=== Texto del ejercicio ===
=====

Muchos se empeñan en lograr dinero o bienes materiales, ya saben que todo es caduco pero se empeñan igualmente en conseguirlo. Nunca tenemos suficiente, siempre se quiere más. La envidia y el deseo por las cosas que no necesitamos nos domina. Caemos en una profunda tristeza por no poder gozar de unos bienes que creemos nos van a dar la felicidad.

¡Cuántos pecan no haciendo en bien de Dios o del prójimo aquello que debieran hacer! El egoísmo nos lleva a olvidarnos de nuestro hermano, del gran mandamiento del amor. Sí, en definitiva el pecado nos lleva a pensar que si Dios no existiera cada uno podría ser, al fin, el juez de su comportamiento. Decidimos no hacer nada contra el mal del mundo, contra el hambre o la injusticia porque nos convencemos de que nuestra aportación es miserable o inútil.

Ahí vemos algunos de los motivos, ocultos o visibles, que llevan a muchos a dejar a Dios. Contra esto hay que estar en guardia. El maligno puede vencernos a todos y debilitarnos. “¿No sabéis que si os sometéis a alguien como esclavos para obedecerle, sois esclavos de aquel a quien obedecéis, sea del pecado para muerte, o sea de la obediencia para justicia? Pero gracias a Dios, que aunque erais esclavos del pecado, habéis obedecido de corazón a aquella forma de doctrina a la cual fuisteis entregados; y libertados del pecado, vinisteis a ser siervos de la justicia” (Rom. 6, 16-18). Nuestro corazón ha de buscar con todas las fuerzas a Dios y adaptarse a su voluntad. No podemos manipular a Dios, sólo Él es juez y en Él está la ley y Él es la verdad. La verdadera libertad del hombre consiste en obedecer a Dios, el resto es esclavitud. La ley de Dios nos libera, “la verdad nos hace libres” (cf. Jn 8, 32). Tenemos que pedir a Dios la gracia de poder cambiar nuestras raíces de pecado por otras de vida, de amor, de libertad. Convertirnos para que nuestros corazones, regenerados por el Espíritu Santo, lleguen a beber de la fuente de la salvación que es Cristo. “Así como Cristo aceptó la muerte corporal para darnos la vida espiritual, así soportó la pobreza temporal para darnos las riquezas espirituales”. (Santo Tomás de Aquino). En la Pascua vamos a celebrar la victoria de Cristo sobre la muerte y sobre el pecado. Viviendo con él, vencemos con él. ¡Esa es nuestra esperanza!

=====

Edita un trozo del texto sobre el pecado: cópialo empezando en "Muchos se empeñan" y terminando en "miserable o inútil.", pero pon "orgullo" donde dice "egoísmo".

=== Los datos ===
=====

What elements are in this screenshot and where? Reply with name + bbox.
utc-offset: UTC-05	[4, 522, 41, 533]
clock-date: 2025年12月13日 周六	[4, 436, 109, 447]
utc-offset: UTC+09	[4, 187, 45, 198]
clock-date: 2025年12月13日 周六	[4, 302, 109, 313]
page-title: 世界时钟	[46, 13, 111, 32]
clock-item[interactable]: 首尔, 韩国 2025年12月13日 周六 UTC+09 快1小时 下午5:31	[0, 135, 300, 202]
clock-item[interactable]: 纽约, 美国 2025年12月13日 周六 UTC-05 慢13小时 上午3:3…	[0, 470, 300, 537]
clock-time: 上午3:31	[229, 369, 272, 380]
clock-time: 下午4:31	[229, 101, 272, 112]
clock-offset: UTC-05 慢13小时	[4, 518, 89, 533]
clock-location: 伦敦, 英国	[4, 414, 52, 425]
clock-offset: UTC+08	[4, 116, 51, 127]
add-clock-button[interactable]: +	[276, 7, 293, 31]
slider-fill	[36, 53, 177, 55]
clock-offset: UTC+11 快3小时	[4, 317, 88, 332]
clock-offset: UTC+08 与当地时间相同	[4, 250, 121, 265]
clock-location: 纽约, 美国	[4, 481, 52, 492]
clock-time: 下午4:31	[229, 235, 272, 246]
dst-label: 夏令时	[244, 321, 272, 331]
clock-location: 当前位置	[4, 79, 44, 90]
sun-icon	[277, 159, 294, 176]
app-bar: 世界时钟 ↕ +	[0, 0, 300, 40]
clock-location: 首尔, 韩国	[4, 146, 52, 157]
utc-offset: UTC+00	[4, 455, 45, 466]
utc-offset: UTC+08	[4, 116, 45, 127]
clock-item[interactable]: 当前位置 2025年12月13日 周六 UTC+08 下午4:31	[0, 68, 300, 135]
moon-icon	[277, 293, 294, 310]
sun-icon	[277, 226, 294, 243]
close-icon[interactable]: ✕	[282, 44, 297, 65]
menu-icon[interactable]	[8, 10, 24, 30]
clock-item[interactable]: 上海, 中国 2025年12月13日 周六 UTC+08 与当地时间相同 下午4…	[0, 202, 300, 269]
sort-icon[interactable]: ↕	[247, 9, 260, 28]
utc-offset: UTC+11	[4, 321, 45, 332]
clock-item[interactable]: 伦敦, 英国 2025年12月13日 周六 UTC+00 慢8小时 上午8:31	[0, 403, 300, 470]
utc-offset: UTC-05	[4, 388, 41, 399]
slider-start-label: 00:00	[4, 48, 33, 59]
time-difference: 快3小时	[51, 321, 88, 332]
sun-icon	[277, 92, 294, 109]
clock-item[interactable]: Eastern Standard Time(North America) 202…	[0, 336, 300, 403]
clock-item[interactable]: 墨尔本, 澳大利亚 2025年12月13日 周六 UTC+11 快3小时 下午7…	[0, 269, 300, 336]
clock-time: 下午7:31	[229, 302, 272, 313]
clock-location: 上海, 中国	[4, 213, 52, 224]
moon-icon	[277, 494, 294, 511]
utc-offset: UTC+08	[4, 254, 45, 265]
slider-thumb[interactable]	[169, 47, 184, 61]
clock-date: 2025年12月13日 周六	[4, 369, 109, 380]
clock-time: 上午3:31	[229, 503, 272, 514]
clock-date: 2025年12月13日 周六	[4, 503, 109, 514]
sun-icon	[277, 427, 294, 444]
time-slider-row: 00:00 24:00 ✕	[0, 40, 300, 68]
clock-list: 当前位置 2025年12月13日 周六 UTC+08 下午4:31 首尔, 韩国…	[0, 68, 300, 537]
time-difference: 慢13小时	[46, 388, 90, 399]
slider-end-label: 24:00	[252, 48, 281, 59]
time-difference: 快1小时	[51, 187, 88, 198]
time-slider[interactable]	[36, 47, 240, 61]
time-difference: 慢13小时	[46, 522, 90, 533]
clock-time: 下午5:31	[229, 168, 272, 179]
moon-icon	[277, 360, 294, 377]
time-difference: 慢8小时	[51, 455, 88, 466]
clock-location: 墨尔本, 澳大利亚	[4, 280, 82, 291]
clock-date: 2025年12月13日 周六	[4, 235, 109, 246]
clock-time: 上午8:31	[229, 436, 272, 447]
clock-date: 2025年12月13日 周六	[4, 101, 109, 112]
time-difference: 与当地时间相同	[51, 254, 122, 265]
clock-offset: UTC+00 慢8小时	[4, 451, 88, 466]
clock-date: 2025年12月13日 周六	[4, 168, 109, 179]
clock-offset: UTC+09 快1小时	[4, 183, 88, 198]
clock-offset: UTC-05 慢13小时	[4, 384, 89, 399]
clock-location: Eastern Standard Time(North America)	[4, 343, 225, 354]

=====

=== Tu respuesta ===
Muchos se empeñan en lograr dinero o bienes materiales, ya saben que todo es caduco pero se empeñan igualmente en conseguirlo. Nunca tenemos suficiente, siempre se quiere más. La envidia y el deseo por las cosas que no necesitamos nos domina. Caemos en una profunda tristeza por no poder gozar de unos bienes que creemos nos van a dar la felicidad.

¡Cuántos pecan no haciendo en bien de Dios o del prójimo aquello que debieran hacer! El orgullo nos lleva a olvidarnos de nuestro hermano, del gran mandamiento del amor. Sí, en definitiva el pecado nos lleva a pensar que si Dios no existiera cada uno podría ser, al fin, el juez de su comportamiento. Decidimos no hacer nada contra el mal del mundo, contra el hambre o la injusticia porque nos convencemos de que nuestra aportación es miserable o inútil.